--- start of DATA ROWS ---

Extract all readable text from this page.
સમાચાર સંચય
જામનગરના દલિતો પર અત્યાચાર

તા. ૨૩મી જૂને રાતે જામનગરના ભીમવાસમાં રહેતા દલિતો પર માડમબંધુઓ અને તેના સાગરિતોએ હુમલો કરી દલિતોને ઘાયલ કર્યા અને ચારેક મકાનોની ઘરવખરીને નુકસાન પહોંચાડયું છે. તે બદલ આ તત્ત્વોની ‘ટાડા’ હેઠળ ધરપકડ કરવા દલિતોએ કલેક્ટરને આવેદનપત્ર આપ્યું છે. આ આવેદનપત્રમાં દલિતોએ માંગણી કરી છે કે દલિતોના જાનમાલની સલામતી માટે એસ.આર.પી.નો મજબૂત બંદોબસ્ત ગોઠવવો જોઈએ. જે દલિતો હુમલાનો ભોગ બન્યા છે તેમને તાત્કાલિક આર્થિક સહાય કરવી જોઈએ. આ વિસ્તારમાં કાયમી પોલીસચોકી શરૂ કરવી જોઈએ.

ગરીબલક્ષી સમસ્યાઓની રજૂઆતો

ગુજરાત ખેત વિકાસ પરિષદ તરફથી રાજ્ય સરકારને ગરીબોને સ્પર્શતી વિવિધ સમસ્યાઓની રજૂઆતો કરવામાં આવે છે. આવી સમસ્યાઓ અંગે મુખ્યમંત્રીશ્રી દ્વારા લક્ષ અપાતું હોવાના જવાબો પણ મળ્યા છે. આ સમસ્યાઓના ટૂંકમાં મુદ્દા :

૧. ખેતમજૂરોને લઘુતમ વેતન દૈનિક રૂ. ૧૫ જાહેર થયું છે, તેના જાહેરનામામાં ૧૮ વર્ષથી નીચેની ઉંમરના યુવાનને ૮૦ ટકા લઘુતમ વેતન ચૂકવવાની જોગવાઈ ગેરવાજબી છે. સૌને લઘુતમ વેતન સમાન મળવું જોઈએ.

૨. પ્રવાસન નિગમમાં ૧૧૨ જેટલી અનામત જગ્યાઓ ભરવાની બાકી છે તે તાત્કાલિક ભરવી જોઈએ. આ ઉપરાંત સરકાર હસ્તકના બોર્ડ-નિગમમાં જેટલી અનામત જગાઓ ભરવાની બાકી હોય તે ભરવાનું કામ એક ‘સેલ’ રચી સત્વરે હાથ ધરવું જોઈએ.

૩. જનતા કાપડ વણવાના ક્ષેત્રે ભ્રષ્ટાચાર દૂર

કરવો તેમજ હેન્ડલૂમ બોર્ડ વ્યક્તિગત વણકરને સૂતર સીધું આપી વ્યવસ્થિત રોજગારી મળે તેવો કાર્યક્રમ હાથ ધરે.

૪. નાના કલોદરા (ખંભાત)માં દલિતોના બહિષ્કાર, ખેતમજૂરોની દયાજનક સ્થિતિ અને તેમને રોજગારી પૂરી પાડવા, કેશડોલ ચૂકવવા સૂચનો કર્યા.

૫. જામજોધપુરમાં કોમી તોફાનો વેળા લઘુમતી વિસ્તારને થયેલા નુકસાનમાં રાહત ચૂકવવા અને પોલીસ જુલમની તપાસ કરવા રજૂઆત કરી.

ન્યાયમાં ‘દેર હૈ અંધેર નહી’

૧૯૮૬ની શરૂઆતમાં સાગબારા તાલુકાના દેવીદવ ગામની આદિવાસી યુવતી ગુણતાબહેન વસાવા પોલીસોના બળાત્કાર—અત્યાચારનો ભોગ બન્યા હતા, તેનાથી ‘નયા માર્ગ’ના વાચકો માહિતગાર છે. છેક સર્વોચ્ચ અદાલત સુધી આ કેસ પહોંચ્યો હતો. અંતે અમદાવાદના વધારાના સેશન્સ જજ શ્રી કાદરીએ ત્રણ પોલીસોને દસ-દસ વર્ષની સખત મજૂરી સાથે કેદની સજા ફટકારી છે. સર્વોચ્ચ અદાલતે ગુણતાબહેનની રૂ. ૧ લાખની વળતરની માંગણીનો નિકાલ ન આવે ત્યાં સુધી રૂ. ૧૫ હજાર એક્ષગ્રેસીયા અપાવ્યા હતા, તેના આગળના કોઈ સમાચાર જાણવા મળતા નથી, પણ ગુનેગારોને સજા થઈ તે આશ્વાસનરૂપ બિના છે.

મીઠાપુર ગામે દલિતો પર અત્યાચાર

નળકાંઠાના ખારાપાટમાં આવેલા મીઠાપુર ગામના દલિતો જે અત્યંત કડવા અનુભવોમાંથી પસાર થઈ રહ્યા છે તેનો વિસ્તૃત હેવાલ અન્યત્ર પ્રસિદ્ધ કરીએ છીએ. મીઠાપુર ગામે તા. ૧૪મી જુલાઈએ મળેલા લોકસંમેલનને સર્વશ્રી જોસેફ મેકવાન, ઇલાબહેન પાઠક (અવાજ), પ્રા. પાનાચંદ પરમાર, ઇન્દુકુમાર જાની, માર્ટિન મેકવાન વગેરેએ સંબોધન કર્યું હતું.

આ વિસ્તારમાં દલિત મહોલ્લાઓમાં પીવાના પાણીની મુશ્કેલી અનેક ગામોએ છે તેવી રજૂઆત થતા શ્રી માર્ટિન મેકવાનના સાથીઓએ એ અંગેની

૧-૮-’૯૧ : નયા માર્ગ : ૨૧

--- end of DATA ROWS ---

→ WHAT YOU ARE ASKED TO DO
Output each entry precisely as given.

→ OUTPUT OF THE EXERCISE
Extract all readable text from this page.
સમાચાર સંચય
જામનગરના દલિતો પર અત્યાચાર

તા. ૨૩મી જૂને રાતે જામનગરના ભીમવાસમાં રહેતા દલિતો પર માડમબંધુઓ અને તેના સાગરિતોએ હુમલો કરી દલિતોને ઘાયલ કર્યા અને ચારેક મકાનોની ઘરવખરીને નુકસાન પહોંચાડયું છે. તે બદલ આ તત્ત્વોની ‘ટાડા’ હેઠળ ધરપકડ કરવા દલિતોએ કલેક્ટરને આવેદનપત્ર આપ્યું છે. આ આવેદનપત્રમાં દલિતોએ માંગણી કરી છે કે દલિતોના જાનમાલની સલામતી માટે એસ.આર.પી.નો મજબૂત બંદોબસ્ત ગોઠવવો જોઈએ. જે દલિતો હુમલાનો ભોગ બન્યા છે તેમને તાત્કાલિક આર્થિક સહાય કરવી જોઈએ. આ વિસ્તારમાં કાયમી પોલીસચોકી શરૂ કરવી જોઈએ.

ગરીબલક્ષી સમસ્યાઓની રજૂઆતો

ગુજરાત ખેત વિકાસ પરિષદ તરફથી રાજ્ય સરકારને ગરીબોને સ્પર્શતી વિવિધ સમસ્યાઓની રજૂઆતો કરવામાં આવે છે. આવી સમસ્યાઓ અંગે મુખ્યમંત્રીશ્રી દ્વારા લક્ષ અપાતું હોવાના જવાબો પણ મળ્યા છે. આ સમસ્યાઓના ટૂંકમાં મુદ્દા :

૧. ખેતમજૂરોને લઘુતમ વેતન દૈનિક રૂ. ૧૫ જાહેર થયું છે, તેના જાહેરનામામાં ૧૮ વર્ષથી નીચેની ઉંમરના યુવાનને ૮૦ ટકા લઘુતમ વેતન ચૂકવવાની જોગવાઈ ગેરવાજબી છે. સૌને લઘુતમ વેતન સમાન મળવું જોઈએ.

૨. પ્રવાસન નિગમમાં ૧૧૨ જેટલી અનામત જગ્યાઓ ભરવાની બાકી છે તે તાત્કાલિક ભરવી જોઈએ. આ ઉપરાંત સરકાર હસ્તકના બોર્ડ-નિગમમાં જેટલી અનામત જગાઓ ભરવાની બાકી હોય તે ભરવાનું કામ એક ‘સેલ’ રચી સત્વરે હાથ ધરવું જોઈએ.

૩. જનતા કાપડ વણવાના ક્ષેત્રે ભ્રષ્ટાચાર દૂર

કરવો તેમજ હેન્ડલૂમ બોર્ડ વ્યક્તિગત વણકરને સૂતર સીધું આપી વ્યવસ્થિત રોજગારી મળે તેવો કાર્યક્રમ હાથ ધરે.

૪. નાના કલોદરા (ખંભાત)માં દલિતોના બહિષ્કાર, ખેતમજૂરોની દયાજનક સ્થિતિ અને તેમને રોજગારી પૂરી પાડવા, કેશડોલ ચૂકવવા સૂચનો કર્યા.

૫. જામજોધપુરમાં કોમી તોફાનો વેળા લઘુમતી વિસ્તારને થયેલા નુકસાનમાં રાહત ચૂકવવા અને પોલીસ જુલમની તપાસ કરવા રજૂઆત કરી.

ન્યાયમાં ‘દેર હૈ અંધેર નહી’

૧૯૮૬ની શરૂઆતમાં સાગબારા તાલુકાના દેવીદવ ગામની આદિવાસી યુવતી ગુણતાબહેન વસાવા પોલીસોના બળાત્કાર—અત્યાચારનો ભોગ બન્યા હતા, તેનાથી ‘નયા માર્ગ’ના વાચકો માહિતગાર છે. છેક સર્વોચ્ચ અદાલત સુધી આ કેસ પહોંચ્યો હતો. અંતે અમદાવાદના વધારાના સેશન્સ જજ શ્રી કાદરીએ ત્રણ પોલીસોને દસ-દસ વર્ષની સખત મજૂરી સાથે કેદની સજા ફટકારી છે. સર્વોચ્ચ અદાલતે ગુણતાબહેનની રૂ. ૧ લાખની વળતરની માંગણીનો નિકાલ ન આવે ત્યાં સુધી રૂ. ૧૫ હજાર એક્ષગ્રેસીયા અપાવ્યા હતા, તેના આગળના કોઈ સમાચાર જાણવા મળતા નથી, પણ ગુનેગારોને સજા થઈ તે આશ્વાસનરૂપ બિના છે.

મીઠાપુર ગામે દલિતો પર અત્યાચાર

નળકાંઠાના ખારાપાટમાં આવેલા મીઠાપુર ગામના દલિતો જે અત્યંત કડવા અનુભવોમાંથી પસાર થઈ રહ્યા છે તેનો વિસ્તૃત હેવાલ અન્યત્ર પ્રસિદ્ધ કરીએ છીએ. મીઠાપુર ગામે તા. ૧૪મી જુલાઈએ મળેલા લોકસંમેલનને સર્વશ્રી જોસેફ મેકવાન, ઇલાબહેન પાઠક (અવાજ), પ્રા. પાનાચંદ પરમાર, ઇન્દુકુમાર જાની, માર્ટિન મેકવાન વગેરેએ સંબોધન કર્યું હતું.

આ વિસ્તારમાં દલિત મહોલ્લાઓમાં પીવાના પાણીની મુશ્કેલી અનેક ગામોએ છે તેવી રજૂઆત થતા શ્રી માર્ટિન મેકવાનના સાથીઓએ એ અંગેની

૧-૮-’૯૧ : નયા માર્ગ : ૨૧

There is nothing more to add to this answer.